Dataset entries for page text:

========================================

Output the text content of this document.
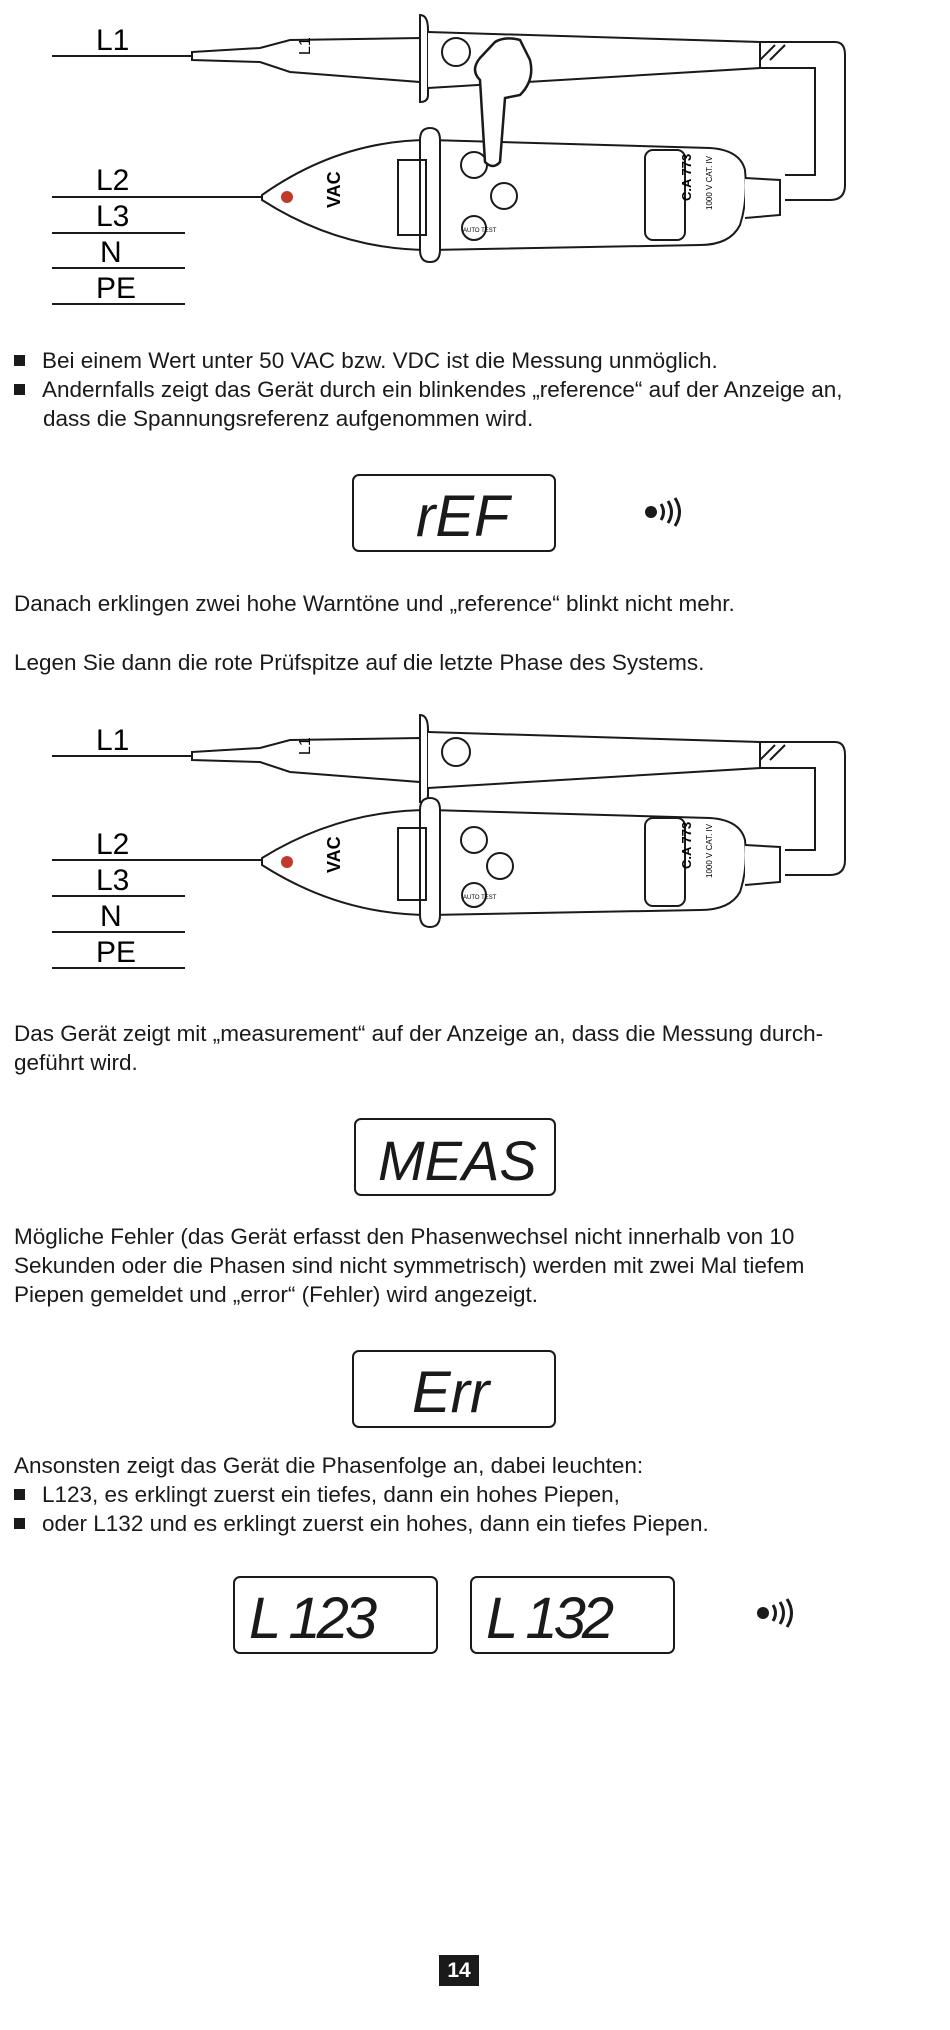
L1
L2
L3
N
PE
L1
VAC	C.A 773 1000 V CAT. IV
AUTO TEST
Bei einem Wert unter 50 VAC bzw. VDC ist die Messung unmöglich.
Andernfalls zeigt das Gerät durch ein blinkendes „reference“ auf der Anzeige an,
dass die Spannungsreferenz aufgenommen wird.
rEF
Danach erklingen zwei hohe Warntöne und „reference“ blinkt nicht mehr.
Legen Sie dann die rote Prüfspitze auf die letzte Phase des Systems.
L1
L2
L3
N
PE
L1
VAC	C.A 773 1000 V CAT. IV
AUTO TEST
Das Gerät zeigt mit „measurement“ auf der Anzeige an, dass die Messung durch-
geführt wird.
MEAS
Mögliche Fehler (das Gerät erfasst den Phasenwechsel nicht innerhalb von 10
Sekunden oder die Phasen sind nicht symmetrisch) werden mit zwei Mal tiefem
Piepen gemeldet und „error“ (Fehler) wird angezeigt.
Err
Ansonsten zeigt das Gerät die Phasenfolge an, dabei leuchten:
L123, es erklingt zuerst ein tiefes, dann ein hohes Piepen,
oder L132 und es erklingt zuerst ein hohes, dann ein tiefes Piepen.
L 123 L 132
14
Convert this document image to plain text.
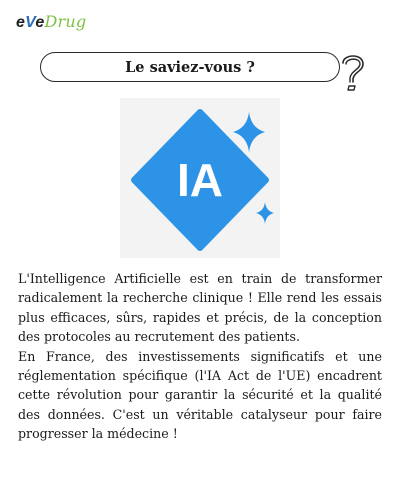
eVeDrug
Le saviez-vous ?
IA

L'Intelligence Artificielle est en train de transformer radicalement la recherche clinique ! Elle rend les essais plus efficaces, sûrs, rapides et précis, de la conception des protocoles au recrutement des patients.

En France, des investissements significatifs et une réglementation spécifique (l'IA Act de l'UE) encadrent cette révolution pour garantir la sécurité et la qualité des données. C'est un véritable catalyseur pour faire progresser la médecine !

========================================

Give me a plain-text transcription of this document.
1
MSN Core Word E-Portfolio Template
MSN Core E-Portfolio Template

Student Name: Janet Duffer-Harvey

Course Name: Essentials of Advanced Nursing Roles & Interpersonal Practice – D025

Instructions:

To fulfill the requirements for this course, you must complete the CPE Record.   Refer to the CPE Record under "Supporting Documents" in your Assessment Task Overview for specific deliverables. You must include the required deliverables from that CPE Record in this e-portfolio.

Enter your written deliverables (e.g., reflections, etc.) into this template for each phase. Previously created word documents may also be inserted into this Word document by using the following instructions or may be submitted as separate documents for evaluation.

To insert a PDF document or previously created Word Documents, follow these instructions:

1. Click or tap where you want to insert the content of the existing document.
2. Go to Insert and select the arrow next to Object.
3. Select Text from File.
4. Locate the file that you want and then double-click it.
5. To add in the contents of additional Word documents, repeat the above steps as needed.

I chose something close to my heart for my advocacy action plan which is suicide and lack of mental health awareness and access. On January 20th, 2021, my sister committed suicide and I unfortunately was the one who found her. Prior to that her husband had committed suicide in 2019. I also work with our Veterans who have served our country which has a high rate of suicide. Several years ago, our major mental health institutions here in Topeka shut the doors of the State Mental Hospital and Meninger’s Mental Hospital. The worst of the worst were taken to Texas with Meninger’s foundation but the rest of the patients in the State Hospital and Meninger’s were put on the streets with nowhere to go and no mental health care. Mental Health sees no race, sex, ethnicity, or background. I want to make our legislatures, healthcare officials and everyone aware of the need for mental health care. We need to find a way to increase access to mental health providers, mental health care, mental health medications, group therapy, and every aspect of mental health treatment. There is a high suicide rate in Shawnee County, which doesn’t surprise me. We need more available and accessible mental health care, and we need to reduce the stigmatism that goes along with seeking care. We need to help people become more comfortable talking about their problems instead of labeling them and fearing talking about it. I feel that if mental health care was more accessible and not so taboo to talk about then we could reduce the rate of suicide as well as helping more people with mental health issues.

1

========================================

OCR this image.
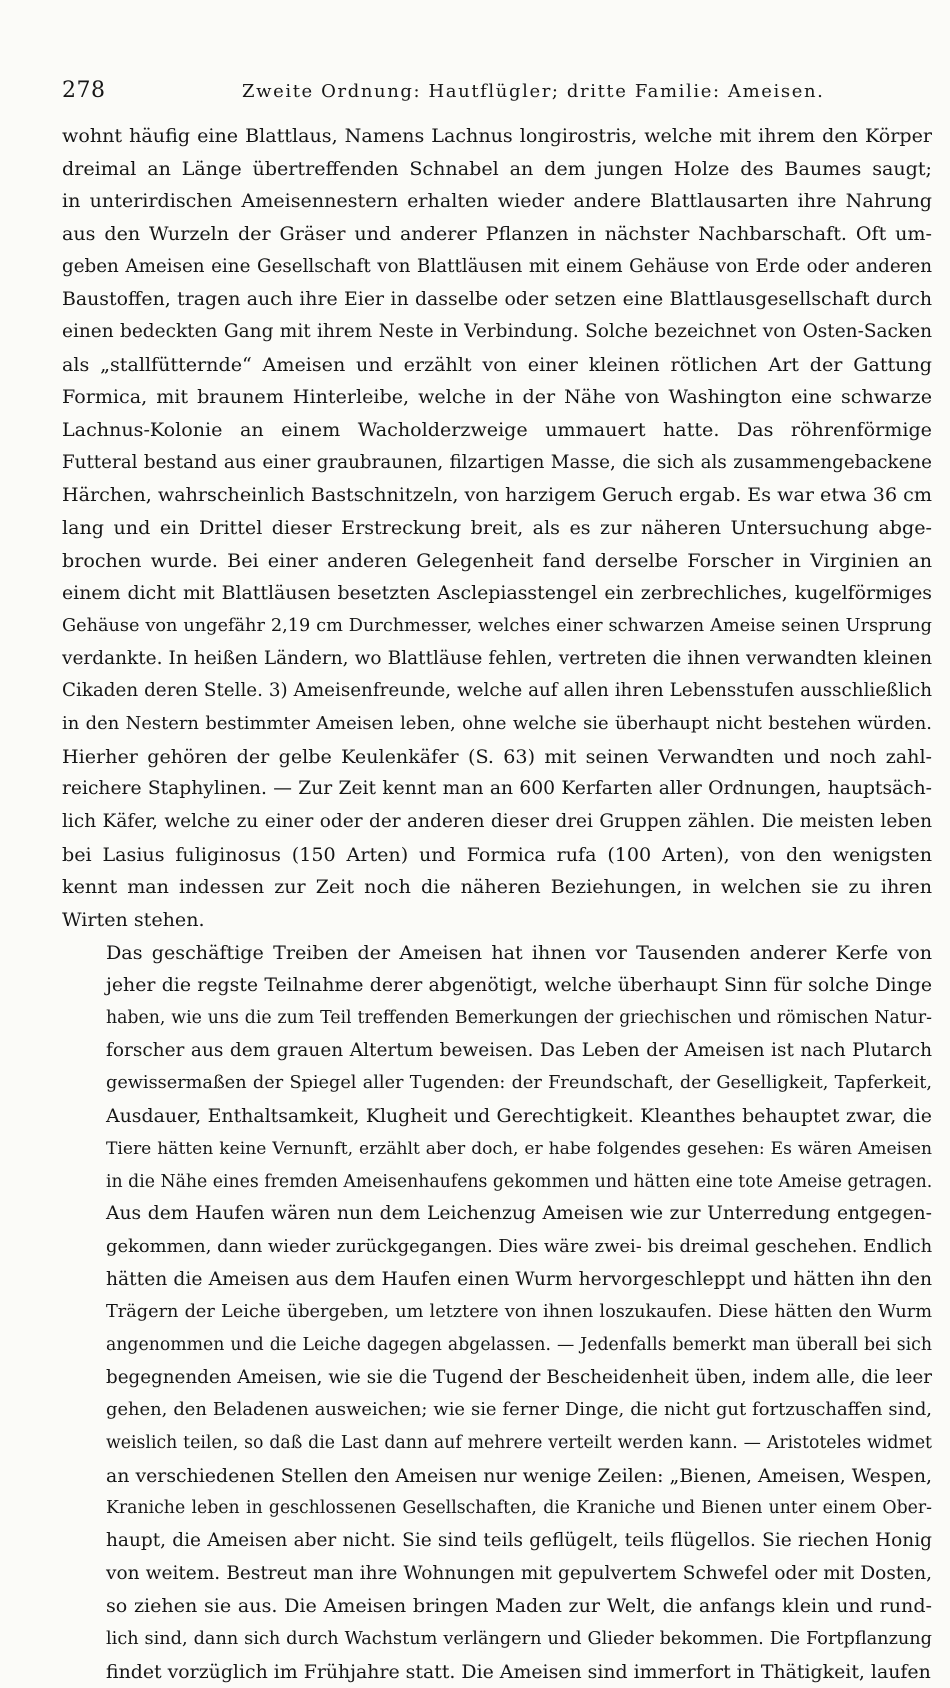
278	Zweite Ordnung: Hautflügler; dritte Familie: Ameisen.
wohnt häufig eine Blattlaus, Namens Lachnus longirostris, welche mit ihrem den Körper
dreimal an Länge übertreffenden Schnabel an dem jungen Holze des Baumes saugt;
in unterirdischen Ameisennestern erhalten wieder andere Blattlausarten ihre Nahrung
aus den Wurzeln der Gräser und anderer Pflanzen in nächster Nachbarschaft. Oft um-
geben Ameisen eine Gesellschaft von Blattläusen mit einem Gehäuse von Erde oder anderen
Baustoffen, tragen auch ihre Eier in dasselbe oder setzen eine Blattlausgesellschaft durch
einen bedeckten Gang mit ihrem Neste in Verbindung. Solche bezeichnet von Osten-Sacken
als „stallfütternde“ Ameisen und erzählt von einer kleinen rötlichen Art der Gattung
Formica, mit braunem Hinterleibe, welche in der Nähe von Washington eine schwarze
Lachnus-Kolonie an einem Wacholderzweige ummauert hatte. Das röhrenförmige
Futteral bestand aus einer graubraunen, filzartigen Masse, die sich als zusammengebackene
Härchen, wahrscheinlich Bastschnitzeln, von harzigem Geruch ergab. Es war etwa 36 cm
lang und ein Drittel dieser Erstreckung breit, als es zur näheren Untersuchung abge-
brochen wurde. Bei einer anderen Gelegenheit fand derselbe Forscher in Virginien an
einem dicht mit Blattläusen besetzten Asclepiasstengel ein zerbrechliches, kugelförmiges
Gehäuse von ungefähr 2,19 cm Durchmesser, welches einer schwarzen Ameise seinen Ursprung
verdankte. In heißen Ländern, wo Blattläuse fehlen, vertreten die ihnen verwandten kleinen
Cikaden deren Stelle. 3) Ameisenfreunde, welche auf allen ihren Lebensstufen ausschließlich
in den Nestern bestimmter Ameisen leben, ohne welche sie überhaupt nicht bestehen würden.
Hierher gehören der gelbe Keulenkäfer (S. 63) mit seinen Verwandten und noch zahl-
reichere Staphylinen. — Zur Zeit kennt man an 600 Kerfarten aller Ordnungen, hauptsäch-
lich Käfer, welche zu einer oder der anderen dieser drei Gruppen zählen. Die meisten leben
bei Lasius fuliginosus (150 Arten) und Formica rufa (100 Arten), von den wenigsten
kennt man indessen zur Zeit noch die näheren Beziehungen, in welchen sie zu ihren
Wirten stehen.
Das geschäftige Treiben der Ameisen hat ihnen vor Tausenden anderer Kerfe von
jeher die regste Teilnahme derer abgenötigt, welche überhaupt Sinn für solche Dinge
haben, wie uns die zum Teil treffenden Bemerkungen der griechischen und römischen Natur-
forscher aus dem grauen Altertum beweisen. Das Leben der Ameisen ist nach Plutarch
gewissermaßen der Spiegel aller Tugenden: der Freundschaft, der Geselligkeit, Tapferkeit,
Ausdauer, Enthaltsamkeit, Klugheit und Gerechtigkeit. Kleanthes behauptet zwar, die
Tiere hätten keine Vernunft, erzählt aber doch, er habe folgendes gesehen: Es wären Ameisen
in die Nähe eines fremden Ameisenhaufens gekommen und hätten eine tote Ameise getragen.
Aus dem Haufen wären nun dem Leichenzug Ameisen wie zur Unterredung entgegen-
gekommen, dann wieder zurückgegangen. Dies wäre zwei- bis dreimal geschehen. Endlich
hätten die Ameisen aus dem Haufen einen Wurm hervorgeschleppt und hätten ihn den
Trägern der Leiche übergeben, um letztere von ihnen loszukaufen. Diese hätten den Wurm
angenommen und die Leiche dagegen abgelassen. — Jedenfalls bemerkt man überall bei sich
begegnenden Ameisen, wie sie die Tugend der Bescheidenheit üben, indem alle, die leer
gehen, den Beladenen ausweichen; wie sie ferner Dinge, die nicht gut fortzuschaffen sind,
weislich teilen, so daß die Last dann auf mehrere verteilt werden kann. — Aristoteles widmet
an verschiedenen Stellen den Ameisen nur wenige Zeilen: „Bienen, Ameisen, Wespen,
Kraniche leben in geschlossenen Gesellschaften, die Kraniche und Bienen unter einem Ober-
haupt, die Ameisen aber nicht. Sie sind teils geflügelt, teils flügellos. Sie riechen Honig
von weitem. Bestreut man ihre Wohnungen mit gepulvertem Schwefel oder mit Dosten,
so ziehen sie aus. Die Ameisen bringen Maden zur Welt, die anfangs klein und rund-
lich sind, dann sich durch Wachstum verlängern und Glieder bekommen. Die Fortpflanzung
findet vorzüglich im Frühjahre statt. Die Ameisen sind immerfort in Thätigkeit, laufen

========================================

### TASK REQUIREMENTS:
Search the records above for "Bienen" and copy every line that has it.

### FINAL ANSWER:
an verschiedenen Stellen den Ameisen nur wenige Zeilen: „Bienen, Ameisen, Wespen,
Kraniche leben in geschlossenen Gesellschaften, die Kraniche und Bienen unter einem Ober-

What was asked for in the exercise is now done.